**Task objective**:
Lines containing the string "subtitle" are to be collected in full.

------------------------------------------------------------------------

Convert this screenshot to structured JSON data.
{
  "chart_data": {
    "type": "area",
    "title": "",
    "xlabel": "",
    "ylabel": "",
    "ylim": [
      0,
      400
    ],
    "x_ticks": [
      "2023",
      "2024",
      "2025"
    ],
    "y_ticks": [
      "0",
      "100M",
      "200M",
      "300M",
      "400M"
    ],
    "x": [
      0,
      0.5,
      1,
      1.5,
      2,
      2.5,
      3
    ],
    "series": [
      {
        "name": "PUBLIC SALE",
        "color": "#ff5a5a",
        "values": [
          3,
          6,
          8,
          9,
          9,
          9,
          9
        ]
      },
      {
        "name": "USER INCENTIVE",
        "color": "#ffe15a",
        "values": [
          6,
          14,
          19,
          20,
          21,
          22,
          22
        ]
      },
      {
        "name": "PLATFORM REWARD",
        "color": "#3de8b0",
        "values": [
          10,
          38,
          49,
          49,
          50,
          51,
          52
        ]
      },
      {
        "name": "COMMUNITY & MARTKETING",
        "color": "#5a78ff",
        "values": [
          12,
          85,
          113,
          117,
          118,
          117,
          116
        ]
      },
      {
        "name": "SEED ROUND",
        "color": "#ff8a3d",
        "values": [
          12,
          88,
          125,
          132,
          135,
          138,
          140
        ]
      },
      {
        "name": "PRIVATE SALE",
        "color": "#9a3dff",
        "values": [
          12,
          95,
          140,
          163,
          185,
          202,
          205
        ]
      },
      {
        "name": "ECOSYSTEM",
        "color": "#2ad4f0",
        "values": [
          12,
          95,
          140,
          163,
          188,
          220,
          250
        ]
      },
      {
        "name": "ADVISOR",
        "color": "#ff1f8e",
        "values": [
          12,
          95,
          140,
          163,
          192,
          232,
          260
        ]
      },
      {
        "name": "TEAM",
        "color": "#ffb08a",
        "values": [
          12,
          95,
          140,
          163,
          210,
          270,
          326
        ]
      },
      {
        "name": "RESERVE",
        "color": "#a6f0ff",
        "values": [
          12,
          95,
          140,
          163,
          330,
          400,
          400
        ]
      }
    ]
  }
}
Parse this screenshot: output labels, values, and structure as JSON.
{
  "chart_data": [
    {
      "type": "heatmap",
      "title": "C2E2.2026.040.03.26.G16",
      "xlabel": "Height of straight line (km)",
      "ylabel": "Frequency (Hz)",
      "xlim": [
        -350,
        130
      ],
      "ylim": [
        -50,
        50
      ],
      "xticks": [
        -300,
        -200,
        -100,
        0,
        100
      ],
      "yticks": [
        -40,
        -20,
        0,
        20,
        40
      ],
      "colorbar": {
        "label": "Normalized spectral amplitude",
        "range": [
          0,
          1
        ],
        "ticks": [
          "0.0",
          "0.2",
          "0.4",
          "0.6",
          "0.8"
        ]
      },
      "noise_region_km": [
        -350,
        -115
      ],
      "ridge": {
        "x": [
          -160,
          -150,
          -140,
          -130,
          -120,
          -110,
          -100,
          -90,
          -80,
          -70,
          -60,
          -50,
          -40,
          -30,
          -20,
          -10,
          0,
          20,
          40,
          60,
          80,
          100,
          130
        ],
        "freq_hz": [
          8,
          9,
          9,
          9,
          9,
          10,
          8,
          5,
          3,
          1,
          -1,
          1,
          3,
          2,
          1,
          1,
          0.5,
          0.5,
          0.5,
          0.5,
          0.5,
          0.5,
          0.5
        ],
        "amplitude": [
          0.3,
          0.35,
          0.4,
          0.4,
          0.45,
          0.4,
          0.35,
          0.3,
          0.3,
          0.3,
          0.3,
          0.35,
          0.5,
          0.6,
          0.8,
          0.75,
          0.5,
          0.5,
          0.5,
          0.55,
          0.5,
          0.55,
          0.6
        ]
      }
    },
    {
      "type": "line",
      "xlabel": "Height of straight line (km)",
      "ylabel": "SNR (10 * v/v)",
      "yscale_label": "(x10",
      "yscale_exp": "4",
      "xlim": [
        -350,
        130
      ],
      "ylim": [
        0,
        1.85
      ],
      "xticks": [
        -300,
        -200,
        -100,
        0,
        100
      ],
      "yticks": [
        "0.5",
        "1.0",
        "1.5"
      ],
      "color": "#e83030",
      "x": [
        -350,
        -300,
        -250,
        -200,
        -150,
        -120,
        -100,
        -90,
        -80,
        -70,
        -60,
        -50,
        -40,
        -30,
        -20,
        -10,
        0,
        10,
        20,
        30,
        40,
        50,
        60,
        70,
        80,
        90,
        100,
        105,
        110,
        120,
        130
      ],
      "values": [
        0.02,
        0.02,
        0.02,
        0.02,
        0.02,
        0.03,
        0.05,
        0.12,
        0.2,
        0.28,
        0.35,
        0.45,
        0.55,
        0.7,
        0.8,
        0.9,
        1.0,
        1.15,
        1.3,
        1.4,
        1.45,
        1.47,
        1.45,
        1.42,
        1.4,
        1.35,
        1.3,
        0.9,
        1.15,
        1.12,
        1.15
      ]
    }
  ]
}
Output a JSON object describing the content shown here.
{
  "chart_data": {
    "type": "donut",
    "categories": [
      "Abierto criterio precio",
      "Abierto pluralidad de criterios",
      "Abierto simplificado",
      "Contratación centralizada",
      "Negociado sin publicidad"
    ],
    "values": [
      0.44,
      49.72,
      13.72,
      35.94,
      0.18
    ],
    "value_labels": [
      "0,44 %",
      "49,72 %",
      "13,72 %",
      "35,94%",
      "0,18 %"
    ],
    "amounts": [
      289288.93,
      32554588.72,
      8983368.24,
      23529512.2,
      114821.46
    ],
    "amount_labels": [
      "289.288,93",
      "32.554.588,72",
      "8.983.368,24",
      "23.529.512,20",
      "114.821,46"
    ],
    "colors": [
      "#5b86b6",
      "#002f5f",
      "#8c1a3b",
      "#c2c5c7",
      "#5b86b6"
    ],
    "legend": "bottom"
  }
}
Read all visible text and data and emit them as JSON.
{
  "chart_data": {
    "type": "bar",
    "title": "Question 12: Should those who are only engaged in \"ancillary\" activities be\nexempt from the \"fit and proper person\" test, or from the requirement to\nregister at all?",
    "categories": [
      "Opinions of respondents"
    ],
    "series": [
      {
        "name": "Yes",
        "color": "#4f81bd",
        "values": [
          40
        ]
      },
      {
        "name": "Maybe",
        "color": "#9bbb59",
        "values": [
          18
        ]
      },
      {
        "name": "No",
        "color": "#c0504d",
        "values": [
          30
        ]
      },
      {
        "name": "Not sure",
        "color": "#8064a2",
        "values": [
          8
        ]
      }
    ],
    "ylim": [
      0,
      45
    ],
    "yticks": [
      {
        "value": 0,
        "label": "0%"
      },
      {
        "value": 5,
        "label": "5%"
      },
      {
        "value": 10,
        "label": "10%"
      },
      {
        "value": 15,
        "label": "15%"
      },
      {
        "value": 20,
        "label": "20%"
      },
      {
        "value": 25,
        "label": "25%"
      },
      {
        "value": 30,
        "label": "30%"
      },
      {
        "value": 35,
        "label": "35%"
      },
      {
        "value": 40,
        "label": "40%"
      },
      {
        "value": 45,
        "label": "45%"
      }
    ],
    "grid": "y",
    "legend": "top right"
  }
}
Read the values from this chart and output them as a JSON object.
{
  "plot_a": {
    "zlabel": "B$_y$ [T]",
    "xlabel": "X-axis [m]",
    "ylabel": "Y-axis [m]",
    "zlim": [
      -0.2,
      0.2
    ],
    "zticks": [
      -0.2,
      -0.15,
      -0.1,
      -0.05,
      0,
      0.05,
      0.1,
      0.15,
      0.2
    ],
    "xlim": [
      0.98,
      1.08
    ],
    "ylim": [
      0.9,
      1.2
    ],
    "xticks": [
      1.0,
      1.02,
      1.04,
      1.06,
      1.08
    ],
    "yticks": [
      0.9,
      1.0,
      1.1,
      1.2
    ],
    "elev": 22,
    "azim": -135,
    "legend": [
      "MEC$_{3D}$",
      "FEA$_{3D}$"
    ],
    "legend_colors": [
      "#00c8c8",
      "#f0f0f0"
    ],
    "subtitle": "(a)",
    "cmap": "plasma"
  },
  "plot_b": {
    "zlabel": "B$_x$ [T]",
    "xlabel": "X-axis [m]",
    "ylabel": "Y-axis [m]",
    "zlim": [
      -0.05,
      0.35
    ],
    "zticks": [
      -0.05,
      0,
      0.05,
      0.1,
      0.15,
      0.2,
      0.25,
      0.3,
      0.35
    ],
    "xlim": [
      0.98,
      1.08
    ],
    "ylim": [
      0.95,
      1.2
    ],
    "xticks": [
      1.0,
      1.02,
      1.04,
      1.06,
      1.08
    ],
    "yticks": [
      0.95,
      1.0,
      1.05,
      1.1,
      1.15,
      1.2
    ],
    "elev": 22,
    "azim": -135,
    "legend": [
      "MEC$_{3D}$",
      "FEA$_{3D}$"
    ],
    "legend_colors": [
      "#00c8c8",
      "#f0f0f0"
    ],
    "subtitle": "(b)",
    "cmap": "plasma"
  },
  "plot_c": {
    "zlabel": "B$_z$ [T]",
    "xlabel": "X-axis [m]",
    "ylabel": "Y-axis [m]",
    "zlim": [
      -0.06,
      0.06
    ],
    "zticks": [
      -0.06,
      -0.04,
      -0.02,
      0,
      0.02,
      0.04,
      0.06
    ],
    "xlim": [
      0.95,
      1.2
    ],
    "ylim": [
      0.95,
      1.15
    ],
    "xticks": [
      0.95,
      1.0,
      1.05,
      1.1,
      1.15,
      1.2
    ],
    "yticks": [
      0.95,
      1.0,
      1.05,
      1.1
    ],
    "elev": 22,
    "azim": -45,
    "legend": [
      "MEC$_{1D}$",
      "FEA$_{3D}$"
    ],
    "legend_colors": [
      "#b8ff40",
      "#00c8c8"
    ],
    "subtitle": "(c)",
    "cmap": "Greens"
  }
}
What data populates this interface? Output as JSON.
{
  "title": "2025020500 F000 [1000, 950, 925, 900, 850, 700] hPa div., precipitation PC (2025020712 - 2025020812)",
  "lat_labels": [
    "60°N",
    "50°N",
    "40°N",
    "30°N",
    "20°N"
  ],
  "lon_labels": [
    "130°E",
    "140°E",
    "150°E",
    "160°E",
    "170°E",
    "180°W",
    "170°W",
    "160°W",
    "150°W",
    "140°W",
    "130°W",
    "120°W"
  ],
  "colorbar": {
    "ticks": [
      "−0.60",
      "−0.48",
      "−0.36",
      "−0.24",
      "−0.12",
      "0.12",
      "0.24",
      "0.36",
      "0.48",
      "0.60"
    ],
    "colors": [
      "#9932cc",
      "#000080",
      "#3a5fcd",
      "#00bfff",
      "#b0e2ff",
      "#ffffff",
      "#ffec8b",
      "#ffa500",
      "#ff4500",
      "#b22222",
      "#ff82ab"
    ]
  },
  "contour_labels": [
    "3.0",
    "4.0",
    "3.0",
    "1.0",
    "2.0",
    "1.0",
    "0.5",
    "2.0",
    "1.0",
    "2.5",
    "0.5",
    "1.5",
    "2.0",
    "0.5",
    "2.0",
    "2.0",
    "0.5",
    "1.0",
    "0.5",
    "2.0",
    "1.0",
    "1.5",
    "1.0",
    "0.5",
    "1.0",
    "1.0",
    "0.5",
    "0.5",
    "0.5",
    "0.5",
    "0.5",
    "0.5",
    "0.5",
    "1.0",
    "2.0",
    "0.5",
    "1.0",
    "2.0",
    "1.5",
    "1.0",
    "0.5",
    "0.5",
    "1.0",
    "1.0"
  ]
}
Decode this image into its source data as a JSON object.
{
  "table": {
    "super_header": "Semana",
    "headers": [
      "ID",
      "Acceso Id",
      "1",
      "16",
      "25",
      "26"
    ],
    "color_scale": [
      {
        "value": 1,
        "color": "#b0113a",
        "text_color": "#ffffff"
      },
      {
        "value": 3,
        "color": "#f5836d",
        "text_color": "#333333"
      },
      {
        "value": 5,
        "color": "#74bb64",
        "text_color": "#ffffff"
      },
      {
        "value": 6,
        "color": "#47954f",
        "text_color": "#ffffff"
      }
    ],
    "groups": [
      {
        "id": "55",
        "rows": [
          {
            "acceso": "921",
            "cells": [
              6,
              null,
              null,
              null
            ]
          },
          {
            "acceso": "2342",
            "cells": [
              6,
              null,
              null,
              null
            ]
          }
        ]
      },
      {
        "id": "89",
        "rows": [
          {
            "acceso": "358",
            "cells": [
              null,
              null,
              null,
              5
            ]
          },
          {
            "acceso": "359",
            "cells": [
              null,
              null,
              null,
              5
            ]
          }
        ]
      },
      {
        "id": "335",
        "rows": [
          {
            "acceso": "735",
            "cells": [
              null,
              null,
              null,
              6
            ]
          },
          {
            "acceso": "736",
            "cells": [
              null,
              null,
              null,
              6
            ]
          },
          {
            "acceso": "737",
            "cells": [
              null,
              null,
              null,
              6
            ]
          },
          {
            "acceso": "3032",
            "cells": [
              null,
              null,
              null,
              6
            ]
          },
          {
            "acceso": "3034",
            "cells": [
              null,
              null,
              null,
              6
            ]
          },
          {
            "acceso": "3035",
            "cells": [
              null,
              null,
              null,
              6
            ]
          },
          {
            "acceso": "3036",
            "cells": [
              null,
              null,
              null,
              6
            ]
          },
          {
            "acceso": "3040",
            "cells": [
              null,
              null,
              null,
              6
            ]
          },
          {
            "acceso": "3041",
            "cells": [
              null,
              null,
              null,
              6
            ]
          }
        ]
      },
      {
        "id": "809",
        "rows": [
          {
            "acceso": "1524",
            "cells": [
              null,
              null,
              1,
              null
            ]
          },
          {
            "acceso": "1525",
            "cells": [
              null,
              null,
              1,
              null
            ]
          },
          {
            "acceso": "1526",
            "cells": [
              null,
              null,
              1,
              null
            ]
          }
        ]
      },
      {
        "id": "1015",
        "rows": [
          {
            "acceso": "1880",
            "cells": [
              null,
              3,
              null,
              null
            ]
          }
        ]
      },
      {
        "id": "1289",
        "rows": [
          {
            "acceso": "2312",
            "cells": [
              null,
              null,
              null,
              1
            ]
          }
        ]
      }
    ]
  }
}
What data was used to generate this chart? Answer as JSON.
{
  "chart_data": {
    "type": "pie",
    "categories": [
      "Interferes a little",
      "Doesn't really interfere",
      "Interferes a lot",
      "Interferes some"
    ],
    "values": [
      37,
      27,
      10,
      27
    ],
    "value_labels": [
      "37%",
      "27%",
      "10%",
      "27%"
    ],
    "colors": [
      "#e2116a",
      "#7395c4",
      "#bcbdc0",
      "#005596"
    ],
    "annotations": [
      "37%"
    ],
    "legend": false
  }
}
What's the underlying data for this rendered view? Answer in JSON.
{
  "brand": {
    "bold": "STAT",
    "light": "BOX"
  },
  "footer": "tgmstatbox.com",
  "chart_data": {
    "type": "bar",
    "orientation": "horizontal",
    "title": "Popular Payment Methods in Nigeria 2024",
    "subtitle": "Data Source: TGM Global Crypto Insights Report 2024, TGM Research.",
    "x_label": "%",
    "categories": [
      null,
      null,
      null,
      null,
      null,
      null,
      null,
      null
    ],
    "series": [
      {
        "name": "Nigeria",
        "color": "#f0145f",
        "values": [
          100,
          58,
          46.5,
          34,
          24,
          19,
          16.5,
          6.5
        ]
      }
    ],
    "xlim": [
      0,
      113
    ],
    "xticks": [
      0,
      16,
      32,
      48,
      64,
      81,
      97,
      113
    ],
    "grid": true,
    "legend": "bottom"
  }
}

------------------------------------------------------------------------

**Reply to the exercise**:
    "subtitle": "(a)",
    "subtitle": "(b)",
    "subtitle": "(c)",
    "subtitle": "Data Source: TGM Global Crypto Insights Report 2024, TGM Research.",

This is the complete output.